══ GIVEN ENTRIES ══
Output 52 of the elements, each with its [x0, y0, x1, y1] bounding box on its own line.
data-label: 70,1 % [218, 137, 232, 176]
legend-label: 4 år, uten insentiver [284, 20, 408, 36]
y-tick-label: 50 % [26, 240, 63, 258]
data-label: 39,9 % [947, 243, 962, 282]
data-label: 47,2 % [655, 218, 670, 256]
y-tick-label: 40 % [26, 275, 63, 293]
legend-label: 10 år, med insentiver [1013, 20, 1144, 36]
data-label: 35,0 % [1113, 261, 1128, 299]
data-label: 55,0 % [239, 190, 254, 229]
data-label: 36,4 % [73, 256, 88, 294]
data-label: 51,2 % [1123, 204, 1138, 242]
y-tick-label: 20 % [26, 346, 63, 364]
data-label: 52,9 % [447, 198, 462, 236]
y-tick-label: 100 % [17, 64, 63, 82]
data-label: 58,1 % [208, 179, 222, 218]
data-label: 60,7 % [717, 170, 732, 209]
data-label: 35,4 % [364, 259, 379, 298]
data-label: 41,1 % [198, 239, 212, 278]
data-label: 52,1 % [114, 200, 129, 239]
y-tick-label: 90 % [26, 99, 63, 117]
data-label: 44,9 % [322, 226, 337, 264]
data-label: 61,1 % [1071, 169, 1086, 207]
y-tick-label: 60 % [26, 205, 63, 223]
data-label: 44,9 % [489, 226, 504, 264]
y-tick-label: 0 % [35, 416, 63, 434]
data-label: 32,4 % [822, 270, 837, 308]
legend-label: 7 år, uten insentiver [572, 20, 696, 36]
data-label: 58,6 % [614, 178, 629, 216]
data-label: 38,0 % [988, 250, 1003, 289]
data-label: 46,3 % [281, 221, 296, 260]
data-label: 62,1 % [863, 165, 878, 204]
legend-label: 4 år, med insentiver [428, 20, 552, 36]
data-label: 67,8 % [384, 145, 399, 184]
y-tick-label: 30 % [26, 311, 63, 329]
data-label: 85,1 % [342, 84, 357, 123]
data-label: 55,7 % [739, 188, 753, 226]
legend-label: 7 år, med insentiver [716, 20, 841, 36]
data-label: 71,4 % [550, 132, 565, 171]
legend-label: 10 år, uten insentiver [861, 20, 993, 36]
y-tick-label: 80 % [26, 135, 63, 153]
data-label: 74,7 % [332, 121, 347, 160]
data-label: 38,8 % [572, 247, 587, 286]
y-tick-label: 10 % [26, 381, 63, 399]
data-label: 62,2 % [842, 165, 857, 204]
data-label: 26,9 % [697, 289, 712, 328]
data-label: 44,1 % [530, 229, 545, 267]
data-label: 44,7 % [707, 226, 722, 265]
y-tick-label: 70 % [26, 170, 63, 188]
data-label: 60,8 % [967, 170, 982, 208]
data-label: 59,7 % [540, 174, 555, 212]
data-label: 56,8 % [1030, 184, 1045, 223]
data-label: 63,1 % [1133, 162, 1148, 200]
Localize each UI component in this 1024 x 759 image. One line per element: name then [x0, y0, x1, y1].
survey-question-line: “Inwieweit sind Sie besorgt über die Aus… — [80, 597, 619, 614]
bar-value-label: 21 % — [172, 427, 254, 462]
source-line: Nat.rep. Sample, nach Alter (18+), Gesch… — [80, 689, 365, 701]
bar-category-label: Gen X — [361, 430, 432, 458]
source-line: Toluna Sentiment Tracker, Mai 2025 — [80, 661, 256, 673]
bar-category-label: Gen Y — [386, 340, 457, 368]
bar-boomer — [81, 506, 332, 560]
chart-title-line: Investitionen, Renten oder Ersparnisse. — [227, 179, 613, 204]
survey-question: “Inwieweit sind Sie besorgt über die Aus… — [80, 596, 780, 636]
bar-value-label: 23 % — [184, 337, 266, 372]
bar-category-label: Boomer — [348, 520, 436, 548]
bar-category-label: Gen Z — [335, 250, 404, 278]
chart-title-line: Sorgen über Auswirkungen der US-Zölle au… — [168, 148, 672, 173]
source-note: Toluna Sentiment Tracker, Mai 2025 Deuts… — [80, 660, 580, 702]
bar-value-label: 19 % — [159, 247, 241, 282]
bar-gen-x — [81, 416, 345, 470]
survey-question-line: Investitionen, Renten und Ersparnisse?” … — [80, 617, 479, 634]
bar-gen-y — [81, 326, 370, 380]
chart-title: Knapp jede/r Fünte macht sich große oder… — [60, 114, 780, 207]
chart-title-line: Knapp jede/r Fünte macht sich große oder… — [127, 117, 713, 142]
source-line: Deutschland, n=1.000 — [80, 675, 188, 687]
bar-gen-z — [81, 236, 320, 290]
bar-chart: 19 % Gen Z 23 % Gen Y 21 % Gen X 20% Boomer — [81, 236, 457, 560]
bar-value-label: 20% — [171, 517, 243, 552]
═══
DIRECTION => Rewrite all of the lines above, changing each "bar-category-label" to "category-label" and leaving everything else untouched.

EXERCISE SOLUTION =>
Output 52 of the elements, each with its [x0, y0, x1, y1] bounding box on its own line.
data-label: 70,1 % [218, 137, 232, 176]
legend-label: 4 år, uten insentiver [284, 20, 408, 36]
y-tick-label: 50 % [26, 240, 63, 258]
data-label: 39,9 % [947, 243, 962, 282]
data-label: 47,2 % [655, 218, 670, 256]
y-tick-label: 40 % [26, 275, 63, 293]
legend-label: 10 år, med insentiver [1013, 20, 1144, 36]
data-label: 35,0 % [1113, 261, 1128, 299]
data-label: 55,0 % [239, 190, 254, 229]
data-label: 36,4 % [73, 256, 88, 294]
data-label: 51,2 % [1123, 204, 1138, 242]
y-tick-label: 20 % [26, 346, 63, 364]
data-label: 52,9 % [447, 198, 462, 236]
y-tick-label: 100 % [17, 64, 63, 82]
data-label: 58,1 % [208, 179, 222, 218]
data-label: 60,7 % [717, 170, 732, 209]
data-label: 35,4 % [364, 259, 379, 298]
data-label: 41,1 % [198, 239, 212, 278]
data-label: 52,1 % [114, 200, 129, 239]
y-tick-label: 90 % [26, 99, 63, 117]
data-label: 44,9 % [322, 226, 337, 264]
data-label: 61,1 % [1071, 169, 1086, 207]
y-tick-label: 60 % [26, 205, 63, 223]
data-label: 44,9 % [489, 226, 504, 264]
y-tick-label: 0 % [35, 416, 63, 434]
data-label: 32,4 % [822, 270, 837, 308]
legend-label: 7 år, uten insentiver [572, 20, 696, 36]
data-label: 58,6 % [614, 178, 629, 216]
data-label: 38,0 % [988, 250, 1003, 289]
data-label: 46,3 % [281, 221, 296, 260]
data-label: 62,1 % [863, 165, 878, 204]
legend-label: 4 år, med insentiver [428, 20, 552, 36]
data-label: 67,8 % [384, 145, 399, 184]
y-tick-label: 30 % [26, 311, 63, 329]
data-label: 85,1 % [342, 84, 357, 123]
data-label: 55,7 % [739, 188, 753, 226]
legend-label: 7 år, med insentiver [716, 20, 841, 36]
data-label: 71,4 % [550, 132, 565, 171]
legend-label: 10 år, uten insentiver [861, 20, 993, 36]
y-tick-label: 80 % [26, 135, 63, 153]
data-label: 74,7 % [332, 121, 347, 160]
data-label: 38,8 % [572, 247, 587, 286]
y-tick-label: 10 % [26, 381, 63, 399]
data-label: 62,2 % [842, 165, 857, 204]
data-label: 26,9 % [697, 289, 712, 328]
data-label: 44,1 % [530, 229, 545, 267]
data-label: 44,7 % [707, 226, 722, 265]
y-tick-label: 70 % [26, 170, 63, 188]
data-label: 60,8 % [967, 170, 982, 208]
data-label: 59,7 % [540, 174, 555, 212]
data-label: 56,8 % [1030, 184, 1045, 223]
data-label: 63,1 % [1133, 162, 1148, 200]
Localize each UI component in this 1024 x 759 image. One line per element: name then [x0, y0, x1, y1].
survey-question-line: “Inwieweit sind Sie besorgt über die Aus… — [80, 597, 619, 614]
bar-value-label: 21 % — [172, 427, 254, 462]
source-line: Nat.rep. Sample, nach Alter (18+), Gesch… — [80, 689, 365, 701]
category-label: Gen X — [361, 430, 432, 458]
source-line: Toluna Sentiment Tracker, Mai 2025 — [80, 661, 256, 673]
category-label: Gen Y — [386, 340, 457, 368]
bar-boomer — [81, 506, 332, 560]
chart-title-line: Investitionen, Renten oder Ersparnisse. — [227, 179, 613, 204]
survey-question: “Inwieweit sind Sie besorgt über die Aus… — [80, 596, 780, 636]
bar-value-label: 23 % — [184, 337, 266, 372]
category-label: Boomer — [348, 520, 436, 548]
category-label: Gen Z — [335, 250, 404, 278]
chart-title-line: Sorgen über Auswirkungen der US-Zölle au… — [168, 148, 672, 173]
source-note: Toluna Sentiment Tracker, Mai 2025 Deuts… — [80, 660, 580, 702]
bar-value-label: 19 % — [159, 247, 241, 282]
bar-gen-x — [81, 416, 345, 470]
survey-question-line: Investitionen, Renten und Ersparnisse?” … — [80, 617, 479, 634]
bar-gen-y — [81, 326, 370, 380]
chart-title: Knapp jede/r Fünte macht sich große oder… — [60, 114, 780, 207]
chart-title-line: Knapp jede/r Fünte macht sich große oder… — [127, 117, 713, 142]
source-line: Deutschland, n=1.000 — [80, 675, 188, 687]
bar-gen-z — [81, 236, 320, 290]
bar-chart: 19 % Gen Z 23 % Gen Y 21 % Gen X 20% Boomer — [81, 236, 457, 560]
bar-value-label: 20% — [171, 517, 243, 552]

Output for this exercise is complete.